### Exercise input ###

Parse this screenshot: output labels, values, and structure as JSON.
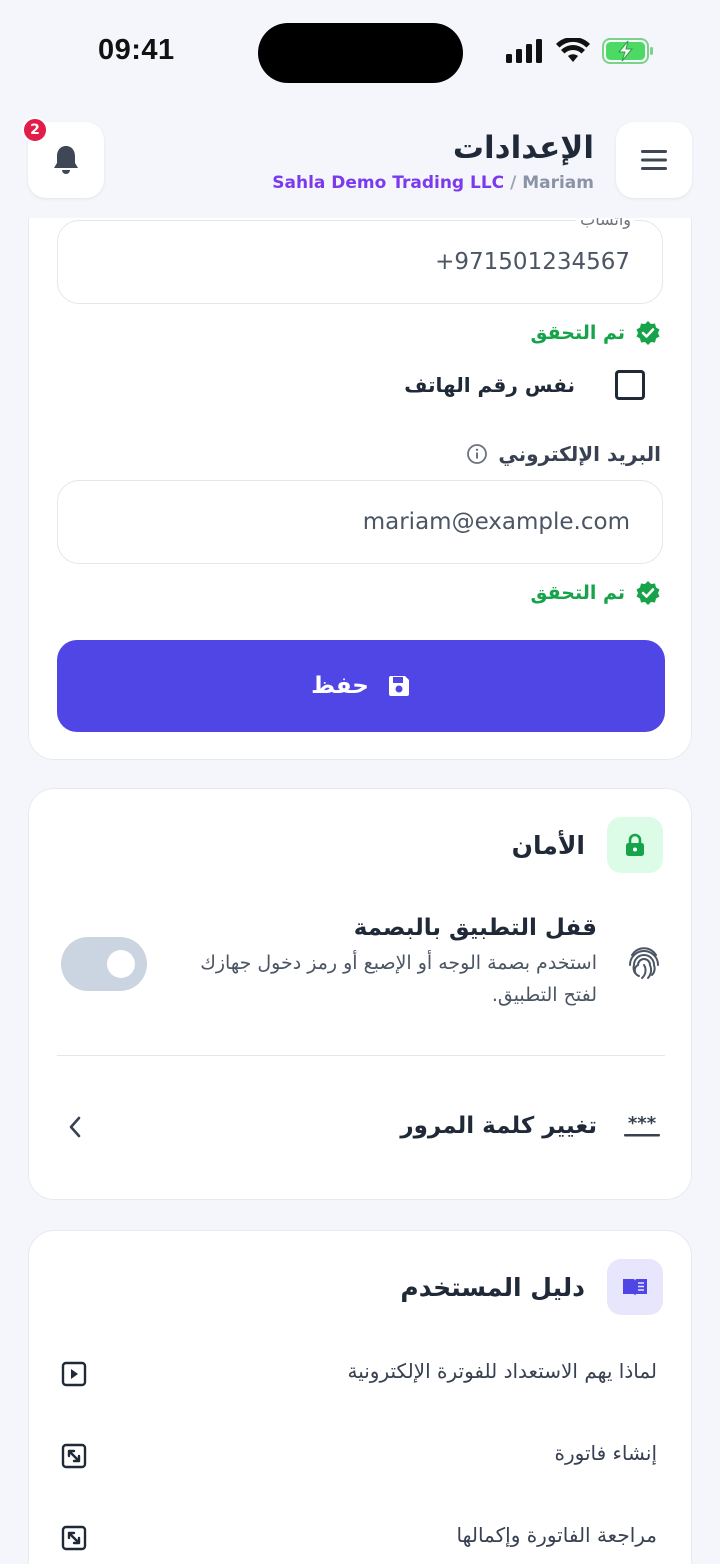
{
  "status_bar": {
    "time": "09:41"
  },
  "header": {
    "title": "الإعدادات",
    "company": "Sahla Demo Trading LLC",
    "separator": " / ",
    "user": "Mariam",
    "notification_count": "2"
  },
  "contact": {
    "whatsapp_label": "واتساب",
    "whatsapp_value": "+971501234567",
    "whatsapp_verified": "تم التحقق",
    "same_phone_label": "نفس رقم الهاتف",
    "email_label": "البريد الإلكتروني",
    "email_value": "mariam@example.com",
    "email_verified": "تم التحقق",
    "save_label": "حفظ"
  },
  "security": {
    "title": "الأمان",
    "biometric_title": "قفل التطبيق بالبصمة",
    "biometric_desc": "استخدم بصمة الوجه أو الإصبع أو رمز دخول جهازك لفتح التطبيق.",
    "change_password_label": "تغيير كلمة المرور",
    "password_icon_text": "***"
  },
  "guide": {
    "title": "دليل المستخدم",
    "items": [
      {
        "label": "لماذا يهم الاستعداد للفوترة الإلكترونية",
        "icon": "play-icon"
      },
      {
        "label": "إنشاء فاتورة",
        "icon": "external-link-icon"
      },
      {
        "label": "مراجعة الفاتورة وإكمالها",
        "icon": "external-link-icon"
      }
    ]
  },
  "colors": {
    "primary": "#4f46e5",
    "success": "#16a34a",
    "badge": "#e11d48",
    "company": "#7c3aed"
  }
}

###
### Exercise input ###

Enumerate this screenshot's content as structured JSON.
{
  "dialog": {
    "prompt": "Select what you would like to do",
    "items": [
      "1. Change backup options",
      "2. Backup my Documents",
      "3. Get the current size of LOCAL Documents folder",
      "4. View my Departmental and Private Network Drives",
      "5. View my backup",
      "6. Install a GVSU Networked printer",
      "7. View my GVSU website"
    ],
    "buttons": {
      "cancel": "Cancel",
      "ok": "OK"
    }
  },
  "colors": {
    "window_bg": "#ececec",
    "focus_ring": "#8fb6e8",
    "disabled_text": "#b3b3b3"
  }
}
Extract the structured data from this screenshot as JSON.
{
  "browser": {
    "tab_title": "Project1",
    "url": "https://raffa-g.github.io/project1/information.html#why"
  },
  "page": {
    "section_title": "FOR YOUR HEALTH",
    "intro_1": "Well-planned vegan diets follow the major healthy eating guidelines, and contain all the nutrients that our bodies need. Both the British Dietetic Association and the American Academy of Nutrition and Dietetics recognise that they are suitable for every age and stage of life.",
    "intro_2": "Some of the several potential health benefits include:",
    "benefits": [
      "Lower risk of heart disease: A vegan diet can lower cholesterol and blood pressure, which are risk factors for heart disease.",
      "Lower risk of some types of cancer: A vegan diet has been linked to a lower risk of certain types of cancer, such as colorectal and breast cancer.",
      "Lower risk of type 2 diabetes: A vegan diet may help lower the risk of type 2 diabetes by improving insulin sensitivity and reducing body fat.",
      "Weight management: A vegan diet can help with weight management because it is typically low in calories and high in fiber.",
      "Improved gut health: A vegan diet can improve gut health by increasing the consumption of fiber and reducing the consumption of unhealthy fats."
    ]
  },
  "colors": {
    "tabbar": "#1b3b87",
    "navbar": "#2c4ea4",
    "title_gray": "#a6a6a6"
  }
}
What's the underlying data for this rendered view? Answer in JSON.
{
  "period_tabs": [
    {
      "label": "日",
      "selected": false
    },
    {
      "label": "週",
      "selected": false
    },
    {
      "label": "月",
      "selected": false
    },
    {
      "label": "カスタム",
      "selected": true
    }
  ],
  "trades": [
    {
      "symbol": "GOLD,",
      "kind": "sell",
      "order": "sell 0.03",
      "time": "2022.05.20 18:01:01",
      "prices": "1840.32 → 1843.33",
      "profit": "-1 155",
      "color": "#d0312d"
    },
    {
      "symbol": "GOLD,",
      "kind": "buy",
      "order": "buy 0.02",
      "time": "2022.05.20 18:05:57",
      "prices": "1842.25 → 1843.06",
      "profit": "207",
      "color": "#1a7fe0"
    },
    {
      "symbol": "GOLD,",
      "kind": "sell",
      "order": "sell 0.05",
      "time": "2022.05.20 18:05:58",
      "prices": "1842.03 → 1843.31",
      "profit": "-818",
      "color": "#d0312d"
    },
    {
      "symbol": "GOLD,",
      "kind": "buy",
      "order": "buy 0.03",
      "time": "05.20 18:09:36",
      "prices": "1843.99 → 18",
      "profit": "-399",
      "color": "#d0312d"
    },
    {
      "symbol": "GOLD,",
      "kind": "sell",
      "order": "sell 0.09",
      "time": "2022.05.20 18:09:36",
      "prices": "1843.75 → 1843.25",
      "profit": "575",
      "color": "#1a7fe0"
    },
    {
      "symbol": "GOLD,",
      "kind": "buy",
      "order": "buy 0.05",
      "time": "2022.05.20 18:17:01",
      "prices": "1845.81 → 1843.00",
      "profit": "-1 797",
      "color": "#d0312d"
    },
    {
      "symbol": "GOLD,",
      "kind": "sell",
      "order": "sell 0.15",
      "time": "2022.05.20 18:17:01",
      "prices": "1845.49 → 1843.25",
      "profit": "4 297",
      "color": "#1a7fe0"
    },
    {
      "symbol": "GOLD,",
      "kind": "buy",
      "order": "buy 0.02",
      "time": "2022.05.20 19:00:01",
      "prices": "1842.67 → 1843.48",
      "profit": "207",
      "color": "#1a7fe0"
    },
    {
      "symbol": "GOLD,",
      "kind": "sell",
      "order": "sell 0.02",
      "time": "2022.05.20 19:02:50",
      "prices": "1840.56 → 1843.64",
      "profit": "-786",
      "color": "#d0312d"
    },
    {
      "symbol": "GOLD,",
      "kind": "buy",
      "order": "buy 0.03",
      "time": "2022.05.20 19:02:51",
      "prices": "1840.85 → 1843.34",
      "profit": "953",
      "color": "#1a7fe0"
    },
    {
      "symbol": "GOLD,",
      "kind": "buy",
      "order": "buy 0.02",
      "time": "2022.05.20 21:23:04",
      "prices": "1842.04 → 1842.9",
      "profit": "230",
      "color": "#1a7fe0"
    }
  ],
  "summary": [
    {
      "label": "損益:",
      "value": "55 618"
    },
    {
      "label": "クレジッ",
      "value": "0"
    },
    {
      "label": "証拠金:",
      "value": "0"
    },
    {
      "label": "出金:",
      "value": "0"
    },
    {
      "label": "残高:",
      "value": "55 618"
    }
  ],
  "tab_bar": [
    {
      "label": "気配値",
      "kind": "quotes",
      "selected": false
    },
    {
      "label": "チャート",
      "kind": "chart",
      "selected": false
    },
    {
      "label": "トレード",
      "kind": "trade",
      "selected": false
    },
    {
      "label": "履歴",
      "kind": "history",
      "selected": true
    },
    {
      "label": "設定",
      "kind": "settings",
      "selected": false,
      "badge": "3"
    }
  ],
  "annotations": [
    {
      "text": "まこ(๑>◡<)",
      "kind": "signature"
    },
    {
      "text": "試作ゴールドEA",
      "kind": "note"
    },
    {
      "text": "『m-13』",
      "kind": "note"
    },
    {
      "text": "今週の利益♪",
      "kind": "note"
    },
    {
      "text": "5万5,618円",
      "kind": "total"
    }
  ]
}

###

*Work to complete*. Using the listing above, locate the lines that hold "التحقق" and copy each one.

*Right answer*.
    "whatsapp_verified": "تم التحقق",
    "email_verified": "تم التحقق",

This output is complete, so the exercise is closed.